─── RECORDS FOR THIS EXERCISE
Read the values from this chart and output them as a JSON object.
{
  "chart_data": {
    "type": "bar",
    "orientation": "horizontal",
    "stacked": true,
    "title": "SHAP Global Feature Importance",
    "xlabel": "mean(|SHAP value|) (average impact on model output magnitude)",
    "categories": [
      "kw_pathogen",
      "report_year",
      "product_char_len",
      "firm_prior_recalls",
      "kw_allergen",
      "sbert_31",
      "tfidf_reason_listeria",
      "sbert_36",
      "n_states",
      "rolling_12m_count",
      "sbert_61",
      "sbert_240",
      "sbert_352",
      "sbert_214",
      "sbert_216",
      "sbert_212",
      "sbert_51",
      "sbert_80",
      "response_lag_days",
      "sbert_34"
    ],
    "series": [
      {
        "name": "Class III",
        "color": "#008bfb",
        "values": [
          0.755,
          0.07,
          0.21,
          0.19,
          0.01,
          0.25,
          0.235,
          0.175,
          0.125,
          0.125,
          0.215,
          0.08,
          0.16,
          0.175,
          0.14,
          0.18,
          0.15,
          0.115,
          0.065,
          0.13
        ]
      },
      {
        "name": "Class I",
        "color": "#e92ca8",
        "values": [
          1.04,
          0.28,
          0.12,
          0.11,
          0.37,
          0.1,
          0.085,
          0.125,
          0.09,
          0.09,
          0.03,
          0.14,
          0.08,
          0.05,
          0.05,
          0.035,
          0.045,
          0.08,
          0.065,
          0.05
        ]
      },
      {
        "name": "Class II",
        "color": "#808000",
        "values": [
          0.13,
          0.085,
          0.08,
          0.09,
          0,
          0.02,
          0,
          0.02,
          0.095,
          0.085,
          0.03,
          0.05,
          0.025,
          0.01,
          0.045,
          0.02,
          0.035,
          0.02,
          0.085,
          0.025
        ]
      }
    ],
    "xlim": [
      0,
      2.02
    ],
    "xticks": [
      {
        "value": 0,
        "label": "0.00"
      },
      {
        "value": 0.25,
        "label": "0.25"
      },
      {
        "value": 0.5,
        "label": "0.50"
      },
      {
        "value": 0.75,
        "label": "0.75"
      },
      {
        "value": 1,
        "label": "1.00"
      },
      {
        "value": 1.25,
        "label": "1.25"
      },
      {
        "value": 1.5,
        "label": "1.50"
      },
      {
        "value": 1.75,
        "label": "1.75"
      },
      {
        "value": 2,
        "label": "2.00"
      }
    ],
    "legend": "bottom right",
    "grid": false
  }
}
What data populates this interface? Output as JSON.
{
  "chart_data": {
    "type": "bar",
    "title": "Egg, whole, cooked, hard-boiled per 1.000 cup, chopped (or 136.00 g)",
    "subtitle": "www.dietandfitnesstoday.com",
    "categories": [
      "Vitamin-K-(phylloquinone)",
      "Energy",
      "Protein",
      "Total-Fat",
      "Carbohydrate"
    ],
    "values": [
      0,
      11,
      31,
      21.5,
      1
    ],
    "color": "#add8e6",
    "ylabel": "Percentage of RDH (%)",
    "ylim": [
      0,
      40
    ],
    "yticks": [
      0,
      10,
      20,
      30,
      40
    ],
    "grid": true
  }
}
──────
**TASK ITEM**
The reply should contain all of the entries exactly as shown above.

**RESPONSE**
Read the values from this chart and output them as a JSON object.
{
  "chart_data": {
    "type": "bar",
    "orientation": "horizontal",
    "stacked": true,
    "title": "SHAP Global Feature Importance",
    "xlabel": "mean(|SHAP value|) (average impact on model output magnitude)",
    "categories": [
      "kw_pathogen",
      "report_year",
      "product_char_len",
      "firm_prior_recalls",
      "kw_allergen",
      "sbert_31",
      "tfidf_reason_listeria",
      "sbert_36",
      "n_states",
      "rolling_12m_count",
      "sbert_61",
      "sbert_240",
      "sbert_352",
      "sbert_214",
      "sbert_216",
      "sbert_212",
      "sbert_51",
      "sbert_80",
      "response_lag_days",
      "sbert_34"
    ],
    "series": [
      {
        "name": "Class III",
        "color": "#008bfb",
        "values": [
          0.755,
          0.07,
          0.21,
          0.19,
          0.01,
          0.25,
          0.235,
          0.175,
          0.125,
          0.125,
          0.215,
          0.08,
          0.16,
          0.175,
          0.14,
          0.18,
          0.15,
          0.115,
          0.065,
          0.13
        ]
      },
      {
        "name": "Class I",
        "color": "#e92ca8",
        "values": [
          1.04,
          0.28,
          0.12,
          0.11,
          0.37,
          0.1,
          0.085,
          0.125,
          0.09,
          0.09,
          0.03,
          0.14,
          0.08,
          0.05,
          0.05,
          0.035,
          0.045,
          0.08,
          0.065,
          0.05
        ]
      },
      {
        "name": "Class II",
        "color": "#808000",
        "values": [
          0.13,
          0.085,
          0.08,
          0.09,
          0,
          0.02,
          0,
          0.02,
          0.095,
          0.085,
          0.03,
          0.05,
          0.025,
          0.01,
          0.045,
          0.02,
          0.035,
          0.02,
          0.085,
          0.025
        ]
      }
    ],
    "xlim": [
      0,
      2.02
    ],
    "xticks": [
      {
        "value": 0,
        "label": "0.00"
      },
      {
        "value": 0.25,
        "label": "0.25"
      },
      {
        "value": 0.5,
        "label": "0.50"
      },
      {
        "value": 0.75,
        "label": "0.75"
      },
      {
        "value": 1,
        "label": "1.00"
      },
      {
        "value": 1.25,
        "label": "1.25"
      },
      {
        "value": 1.5,
        "label": "1.50"
      },
      {
        "value": 1.75,
        "label": "1.75"
      },
      {
        "value": 2,
        "label": "2.00"
      }
    ],
    "legend": "bottom right",
    "grid": false
  }
}
What data populates this interface? Output as JSON.
{
  "chart_data": {
    "type": "bar",
    "title": "Egg, whole, cooked, hard-boiled per 1.000 cup, chopped (or 136.00 g)",
    "subtitle": "www.dietandfitnesstoday.com",
    "categories": [
      "Vitamin-K-(phylloquinone)",
      "Energy",
      "Protein",
      "Total-Fat",
      "Carbohydrate"
    ],
    "values": [
      0,
      11,
      31,
      21.5,
      1
    ],
    "color": "#add8e6",
    "ylabel": "Percentage of RDH (%)",
    "ylim": [
      0,
      40
    ],
    "yticks": [
      0,
      10,
      20,
      30,
      40
    ],
    "grid": true
  }
}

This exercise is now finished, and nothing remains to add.